─── EXTRACTED RECORDS

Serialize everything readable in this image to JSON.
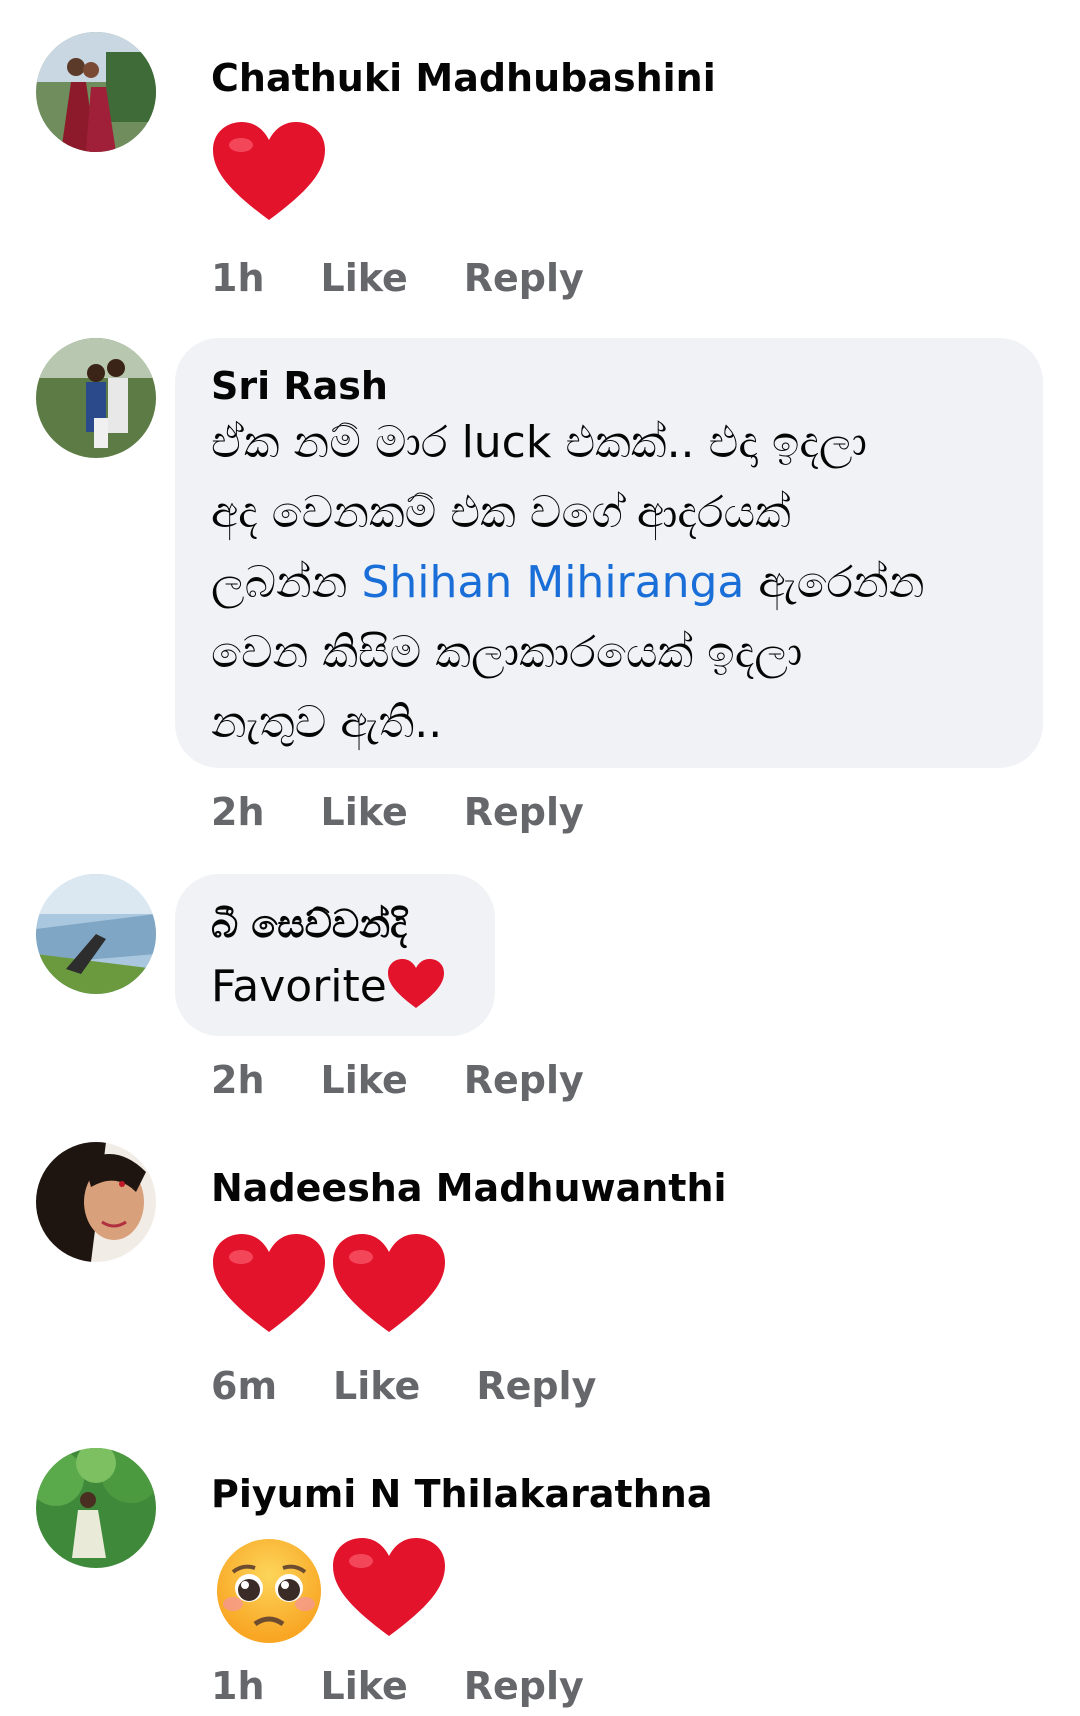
{
  "comments": [
    {
      "name": "Chathuki Madhubashini",
      "time": "1h",
      "like": "Like",
      "reply": "Reply",
      "reactions": [
        "heart"
      ]
    },
    {
      "name": "Sri Rash",
      "text_lines": [
        "ඒක නම් මාර luck එකක්.. එදා ඉදලා",
        "අද වෙනකම් එක වගේ ආදරයක්",
        "ලබන්න ",
        "වෙන කිසිම කලාකාරයෙක් ඉදලා",
        "නැතුව ඇති.."
      ],
      "mention": "Shihan Mihiranga",
      "line3_after": " ඇරෙන්න",
      "time": "2h",
      "like": "Like",
      "reply": "Reply"
    },
    {
      "name": "බී සෙව්වන්දි",
      "text": "Favorite",
      "time": "2h",
      "like": "Like",
      "reply": "Reply"
    },
    {
      "name": "Nadeesha Madhuwanthi",
      "time": "6m",
      "like": "Like",
      "reply": "Reply",
      "reactions": [
        "heart",
        "heart"
      ]
    },
    {
      "name": "Piyumi N Thilakarathna",
      "time": "1h",
      "like": "Like",
      "reply": "Reply",
      "reactions": [
        "pleading-face",
        "heart"
      ]
    }
  ],
  "colors": {
    "mention": "#1a6ed8",
    "meta": "#65676b",
    "bubble": "#f0f2f5",
    "heart": "#e2132b"
  }
}
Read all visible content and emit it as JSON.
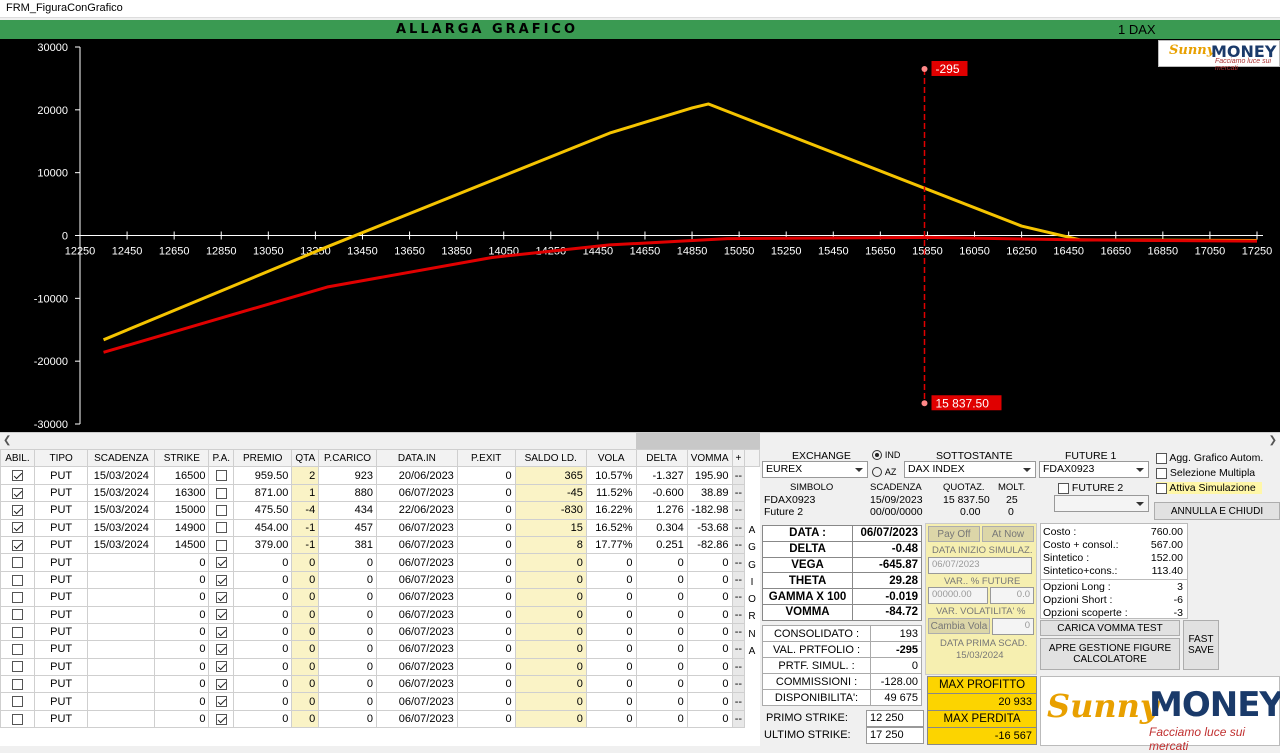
{
  "window": {
    "title": "FRM_FiguraConGrafico"
  },
  "banner": {
    "title": "ALLARGA GRAFICO",
    "right": "1 DAX"
  },
  "logo": {
    "brand_a": "Sunny",
    "brand_b": "MONEY",
    "tagline_small": "Facciamo luce sui mercati",
    "tagline": "Facciamo luce sui mercati"
  },
  "chart_data": {
    "type": "line",
    "xlim": [
      12250,
      17250
    ],
    "ylim": [
      -30000,
      30000
    ],
    "x_ticks": [
      12250,
      12450,
      12650,
      12850,
      13050,
      13250,
      13450,
      13650,
      13850,
      14050,
      14250,
      14450,
      14650,
      14850,
      15050,
      15250,
      15450,
      15650,
      15850,
      16050,
      16250,
      16450,
      16650,
      16850,
      17050,
      17250
    ],
    "y_ticks": [
      30000,
      20000,
      10000,
      0,
      -10000,
      -20000,
      -30000
    ],
    "series": [
      {
        "color": "#f5c400",
        "points": [
          [
            12350,
            -16600
          ],
          [
            13300,
            -1800
          ],
          [
            14500,
            16300
          ],
          [
            14850,
            20300
          ],
          [
            14920,
            20933
          ],
          [
            16250,
            1500
          ],
          [
            16500,
            -700
          ],
          [
            17250,
            -800
          ]
        ]
      },
      {
        "color": "#e00000",
        "points": [
          [
            12350,
            -18600
          ],
          [
            13300,
            -8200
          ],
          [
            14000,
            -3500
          ],
          [
            14500,
            -1500
          ],
          [
            15000,
            -500
          ],
          [
            15850,
            -295
          ],
          [
            16500,
            -700
          ],
          [
            17250,
            -900
          ]
        ]
      }
    ],
    "cursor": {
      "x": 15837.5,
      "top_label": "-295",
      "bottom_label": "15 837.50"
    },
    "line_colors": {
      "payoff": "#f5c400",
      "current": "#e00000"
    }
  },
  "grid": {
    "headers": [
      "ABIL.",
      "TIPO",
      "SCADENZA",
      "STRIKE",
      "P.A.",
      "PREMIO",
      "QTA",
      "P.CARICO",
      "DATA.IN",
      "P.EXIT",
      "SALDO LD.",
      "VOLA",
      "DELTA",
      "VOMMA",
      "+"
    ],
    "rows": [
      {
        "abil": true,
        "tipo": "PUT",
        "scad": "15/03/2024",
        "strike": "16500",
        "pa": false,
        "premio": "959.50",
        "qta": "2",
        "pcar": "923",
        "datain": "20/06/2023",
        "pexit": "0",
        "saldo": "365",
        "vola": "10.57%",
        "delta": "-1.327",
        "vomma": "195.90"
      },
      {
        "abil": true,
        "tipo": "PUT",
        "scad": "15/03/2024",
        "strike": "16300",
        "pa": false,
        "premio": "871.00",
        "qta": "1",
        "pcar": "880",
        "datain": "06/07/2023",
        "pexit": "0",
        "saldo": "-45",
        "vola": "11.52%",
        "delta": "-0.600",
        "vomma": "38.89"
      },
      {
        "abil": true,
        "tipo": "PUT",
        "scad": "15/03/2024",
        "strike": "15000",
        "pa": false,
        "premio": "475.50",
        "qta": "-4",
        "pcar": "434",
        "datain": "22/06/2023",
        "pexit": "0",
        "saldo": "-830",
        "vola": "16.22%",
        "delta": "1.276",
        "vomma": "-182.98"
      },
      {
        "abil": true,
        "tipo": "PUT",
        "scad": "15/03/2024",
        "strike": "14900",
        "pa": false,
        "premio": "454.00",
        "qta": "-1",
        "pcar": "457",
        "datain": "06/07/2023",
        "pexit": "0",
        "saldo": "15",
        "vola": "16.52%",
        "delta": "0.304",
        "vomma": "-53.68"
      },
      {
        "abil": true,
        "tipo": "PUT",
        "scad": "15/03/2024",
        "strike": "14500",
        "pa": false,
        "premio": "379.00",
        "qta": "-1",
        "pcar": "381",
        "datain": "06/07/2023",
        "pexit": "0",
        "saldo": "8",
        "vola": "17.77%",
        "delta": "0.251",
        "vomma": "-82.86"
      },
      {
        "abil": false,
        "tipo": "PUT",
        "scad": "",
        "strike": "0",
        "pa": true,
        "premio": "0",
        "qta": "0",
        "pcar": "0",
        "datain": "06/07/2023",
        "pexit": "0",
        "saldo": "0",
        "vola": "0",
        "delta": "0",
        "vomma": "0"
      },
      {
        "abil": false,
        "tipo": "PUT",
        "scad": "",
        "strike": "0",
        "pa": true,
        "premio": "0",
        "qta": "0",
        "pcar": "0",
        "datain": "06/07/2023",
        "pexit": "0",
        "saldo": "0",
        "vola": "0",
        "delta": "0",
        "vomma": "0"
      },
      {
        "abil": false,
        "tipo": "PUT",
        "scad": "",
        "strike": "0",
        "pa": true,
        "premio": "0",
        "qta": "0",
        "pcar": "0",
        "datain": "06/07/2023",
        "pexit": "0",
        "saldo": "0",
        "vola": "0",
        "delta": "0",
        "vomma": "0"
      },
      {
        "abil": false,
        "tipo": "PUT",
        "scad": "",
        "strike": "0",
        "pa": true,
        "premio": "0",
        "qta": "0",
        "pcar": "0",
        "datain": "06/07/2023",
        "pexit": "0",
        "saldo": "0",
        "vola": "0",
        "delta": "0",
        "vomma": "0"
      },
      {
        "abil": false,
        "tipo": "PUT",
        "scad": "",
        "strike": "0",
        "pa": true,
        "premio": "0",
        "qta": "0",
        "pcar": "0",
        "datain": "06/07/2023",
        "pexit": "0",
        "saldo": "0",
        "vola": "0",
        "delta": "0",
        "vomma": "0"
      },
      {
        "abil": false,
        "tipo": "PUT",
        "scad": "",
        "strike": "0",
        "pa": true,
        "premio": "0",
        "qta": "0",
        "pcar": "0",
        "datain": "06/07/2023",
        "pexit": "0",
        "saldo": "0",
        "vola": "0",
        "delta": "0",
        "vomma": "0"
      },
      {
        "abil": false,
        "tipo": "PUT",
        "scad": "",
        "strike": "0",
        "pa": true,
        "premio": "0",
        "qta": "0",
        "pcar": "0",
        "datain": "06/07/2023",
        "pexit": "0",
        "saldo": "0",
        "vola": "0",
        "delta": "0",
        "vomma": "0"
      },
      {
        "abil": false,
        "tipo": "PUT",
        "scad": "",
        "strike": "0",
        "pa": true,
        "premio": "0",
        "qta": "0",
        "pcar": "0",
        "datain": "06/07/2023",
        "pexit": "0",
        "saldo": "0",
        "vola": "0",
        "delta": "0",
        "vomma": "0"
      },
      {
        "abil": false,
        "tipo": "PUT",
        "scad": "",
        "strike": "0",
        "pa": true,
        "premio": "0",
        "qta": "0",
        "pcar": "0",
        "datain": "06/07/2023",
        "pexit": "0",
        "saldo": "0",
        "vola": "0",
        "delta": "0",
        "vomma": "0"
      },
      {
        "abil": false,
        "tipo": "PUT",
        "scad": "",
        "strike": "0",
        "pa": true,
        "premio": "0",
        "qta": "0",
        "pcar": "0",
        "datain": "06/07/2023",
        "pexit": "0",
        "saldo": "0",
        "vola": "0",
        "delta": "0",
        "vomma": "0"
      }
    ],
    "side_letters": [
      "A",
      "G",
      "G",
      "I",
      "O",
      "R",
      "N",
      "A"
    ],
    "row_button": "--"
  },
  "market": {
    "exchange_label": "EXCHANGE",
    "exchange_value": "EUREX",
    "radio_ind": "IND",
    "radio_az": "AZ",
    "sottostante_label": "SOTTOSTANTE",
    "sottostante_value": "DAX INDEX",
    "future1_label": "FUTURE 1",
    "future1_value": "FDAX0923",
    "future2_label": "FUTURE 2",
    "simbolo_label": "SIMBOLO",
    "scadenza_label": "SCADENZA",
    "quotaz_label": "QUOTAZ.",
    "molt_label": "MOLT.",
    "row1": {
      "sym": "FDAX0923",
      "scad": "15/09/2023",
      "quot": "15 837.50",
      "molt": "25"
    },
    "row2": {
      "sym": "Future 2",
      "scad": "00/00/0000",
      "quot": "0.00",
      "molt": "0"
    }
  },
  "options": {
    "agg": "Agg. Grafico Autom.",
    "sel": "Selezione Multipla",
    "sim": "Attiva Simulazione",
    "close": "ANNULLA E CHIUDI"
  },
  "greeks": {
    "data_l": "DATA :",
    "data_v": "06/07/2023",
    "delta_l": "DELTA",
    "delta_v": "-0.48",
    "vega_l": "VEGA",
    "vega_v": "-645.87",
    "theta_l": "THETA",
    "theta_v": "29.28",
    "gamma_l": "GAMMA X 100",
    "gamma_v": "-0.019",
    "vomma_l": "VOMMA",
    "vomma_v": "-84.72"
  },
  "portfolio": {
    "cons_l": "CONSOLIDATO :",
    "cons_v": "193",
    "val_l": "VAL. PRTFOLIO :",
    "val_v": "-295",
    "sim_l": "PRTF. SIMUL. :",
    "sim_v": "0",
    "comm_l": "COMMISSIONI :",
    "comm_v": "-128.00",
    "disp_l": "DISPONIBILITA':",
    "disp_v": "49 675"
  },
  "strikes": {
    "primo_l": "PRIMO STRIKE:",
    "primo_v": "12 250",
    "ultimo_l": "ULTIMO STRIKE:",
    "ultimo_v": "17 250"
  },
  "sim": {
    "payoff": "Pay Off",
    "atnow": "At Now",
    "inizio_l": "DATA INIZIO SIMULAZ.",
    "inizio_v": "06/07/2023",
    "varfut_l": "VAR.. % FUTURE",
    "varfut_v": "00000.00",
    "varfut_pct": "0.0",
    "varvol_l": "VAR. VOLATILITA' %",
    "cambia": "Cambia Vola",
    "varvol_v": "0",
    "prima_l": "DATA PRIMA SCAD.",
    "prima_v": "15/03/2024",
    "maxp_l": "MAX PROFITTO",
    "maxp_v": "20 933",
    "maxl_l": "MAX PERDITA",
    "maxl_v": "-16 567"
  },
  "costs": {
    "costo_l": "Costo :",
    "costo_v": "760.00",
    "cc_l": "Costo + consol.:",
    "cc_v": "567.00",
    "sint_l": "Sintetico :",
    "sint_v": "152.00",
    "sc_l": "Sintetico+cons.:",
    "sc_v": "113.40",
    "long_l": "Opzioni Long :",
    "long_v": "3",
    "short_l": "Opzioni Short :",
    "short_v": "-6",
    "scop_l": "Opzioni scoperte :",
    "scop_v": "-3"
  },
  "buttons": {
    "vomma": "CARICA VOMMA TEST",
    "apre": "APRE GESTIONE FIGURE CALCOLATORE",
    "fast": "FAST SAVE"
  }
}
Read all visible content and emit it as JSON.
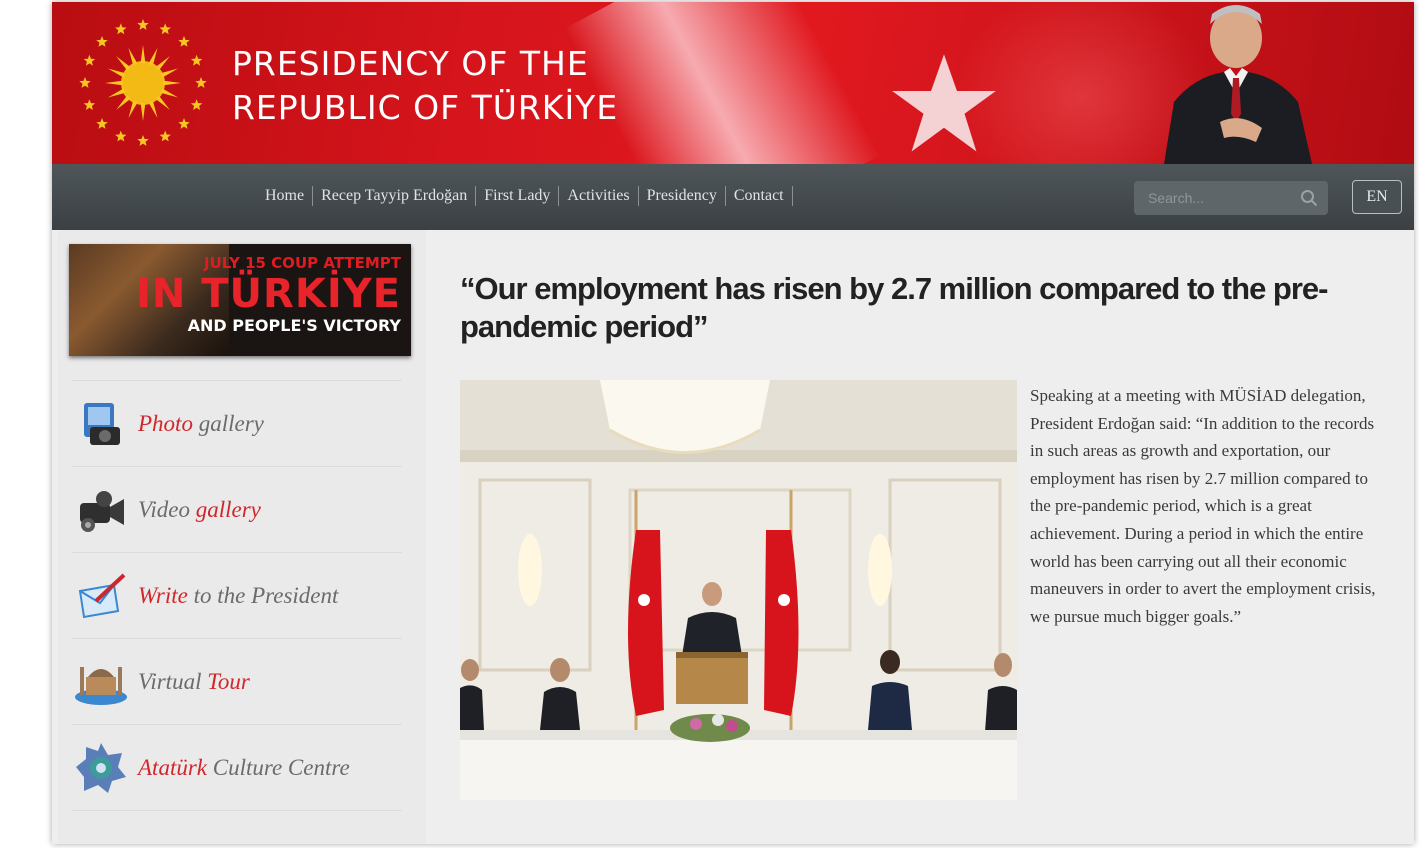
{
  "header": {
    "title_line1": "PRESIDENCY OF THE",
    "title_line2": "REPUBLIC OF TÜRKİYE"
  },
  "nav": {
    "items": [
      {
        "label": "Home"
      },
      {
        "label": "Recep Tayyip Erdoğan"
      },
      {
        "label": "First Lady"
      },
      {
        "label": "Activities"
      },
      {
        "label": "Presidency"
      },
      {
        "label": "Contact"
      }
    ],
    "search_placeholder": "Search...",
    "language": "EN"
  },
  "promo": {
    "line1": "JULY 15 COUP ATTEMPT",
    "line2": "IN TÜRKİYE",
    "line3": "AND PEOPLE'S VICTORY"
  },
  "sidebar": {
    "items": [
      {
        "icon": "camera-icon",
        "part1": "Photo",
        "part2": " gallery"
      },
      {
        "icon": "video-camera-icon",
        "part1": "Video ",
        "part2": "gallery"
      },
      {
        "icon": "letter-pen-icon",
        "part1": "Write",
        "part2": " to the President"
      },
      {
        "icon": "mosque-icon",
        "part1": "Virtual ",
        "part2": "Tour"
      },
      {
        "icon": "pattern-icon",
        "part1": "Atatürk",
        "part2": " Culture Centre"
      }
    ]
  },
  "article": {
    "headline": "“Our employment has risen by 2.7 million compared to the pre-pandemic period”",
    "body": "Speaking at a meeting with MÜSİAD delegation, President Erdoğan said: “In addition to the records in such areas as growth and exportation, our employment has risen by 2.7 million compared to the pre-pandemic period, which is a great achievement. During a period in which the entire world has been carrying out all their economic maneuvers in order to avert the employment crisis, we pursue much bigger goals.”"
  },
  "colors": {
    "brand_red": "#d5141b",
    "nav_bg": "#454c4f",
    "highlight_red": "#d0272c"
  }
}
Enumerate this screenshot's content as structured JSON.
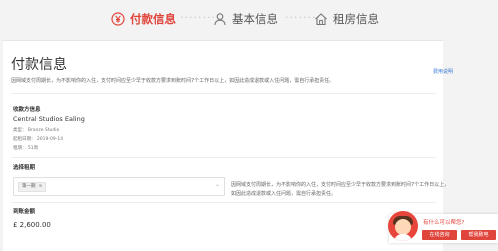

──────

## WHAT TO WORK ON
Report all lines of the material that contain the word "camera".

## SOLUTION TO THE PROBLEM
        "icon": "camera-icon",
        "icon": "video-camera-icon",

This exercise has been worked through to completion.